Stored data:
:::

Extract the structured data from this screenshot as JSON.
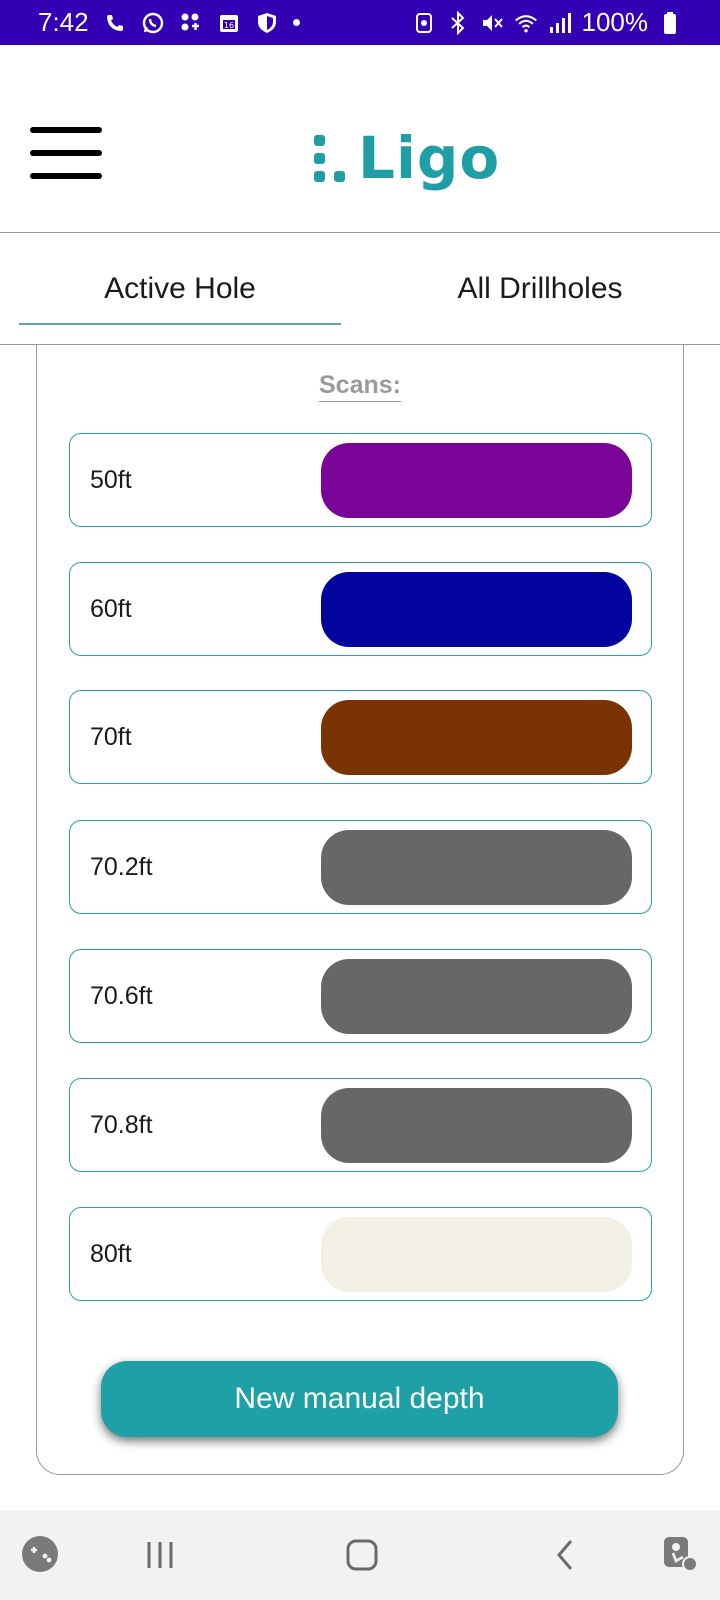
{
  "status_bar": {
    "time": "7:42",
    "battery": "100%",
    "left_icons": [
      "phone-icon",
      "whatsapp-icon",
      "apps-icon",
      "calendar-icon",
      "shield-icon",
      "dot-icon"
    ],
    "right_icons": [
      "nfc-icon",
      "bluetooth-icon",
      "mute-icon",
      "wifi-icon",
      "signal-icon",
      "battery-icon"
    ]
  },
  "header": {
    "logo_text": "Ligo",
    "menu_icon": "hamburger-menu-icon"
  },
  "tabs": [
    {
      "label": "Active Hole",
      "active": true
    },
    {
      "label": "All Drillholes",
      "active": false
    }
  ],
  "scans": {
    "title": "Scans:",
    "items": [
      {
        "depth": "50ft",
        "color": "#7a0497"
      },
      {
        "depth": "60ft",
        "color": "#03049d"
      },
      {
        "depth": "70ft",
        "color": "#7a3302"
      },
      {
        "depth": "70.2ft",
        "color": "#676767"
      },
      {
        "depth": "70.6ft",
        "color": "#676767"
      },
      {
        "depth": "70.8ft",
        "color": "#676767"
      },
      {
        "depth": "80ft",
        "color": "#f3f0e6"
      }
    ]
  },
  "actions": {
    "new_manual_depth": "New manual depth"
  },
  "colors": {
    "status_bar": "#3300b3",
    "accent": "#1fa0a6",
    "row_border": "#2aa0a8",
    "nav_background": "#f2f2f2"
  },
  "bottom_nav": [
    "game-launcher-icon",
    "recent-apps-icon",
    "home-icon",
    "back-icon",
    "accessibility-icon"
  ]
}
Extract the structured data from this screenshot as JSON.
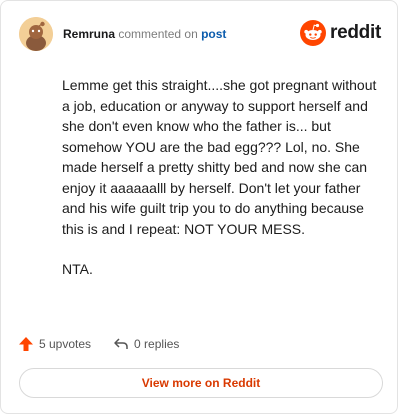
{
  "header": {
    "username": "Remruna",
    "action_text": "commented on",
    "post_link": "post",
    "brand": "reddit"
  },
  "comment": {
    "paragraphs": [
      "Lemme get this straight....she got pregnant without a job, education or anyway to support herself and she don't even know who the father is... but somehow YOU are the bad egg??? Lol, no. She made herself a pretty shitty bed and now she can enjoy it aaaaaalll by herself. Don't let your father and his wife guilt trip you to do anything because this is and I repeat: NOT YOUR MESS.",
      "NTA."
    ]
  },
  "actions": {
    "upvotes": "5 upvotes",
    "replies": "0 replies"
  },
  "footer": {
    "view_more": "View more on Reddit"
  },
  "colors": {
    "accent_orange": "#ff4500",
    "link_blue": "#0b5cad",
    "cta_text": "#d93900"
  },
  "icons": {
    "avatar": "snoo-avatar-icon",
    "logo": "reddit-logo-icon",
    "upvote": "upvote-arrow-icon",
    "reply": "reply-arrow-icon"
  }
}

:::

[To be done] Find all lines where the word "arrow" appears. Copy them.

[In response]
    "upvote": "upvote-arrow-icon",
    "reply": "reply-arrow-icon"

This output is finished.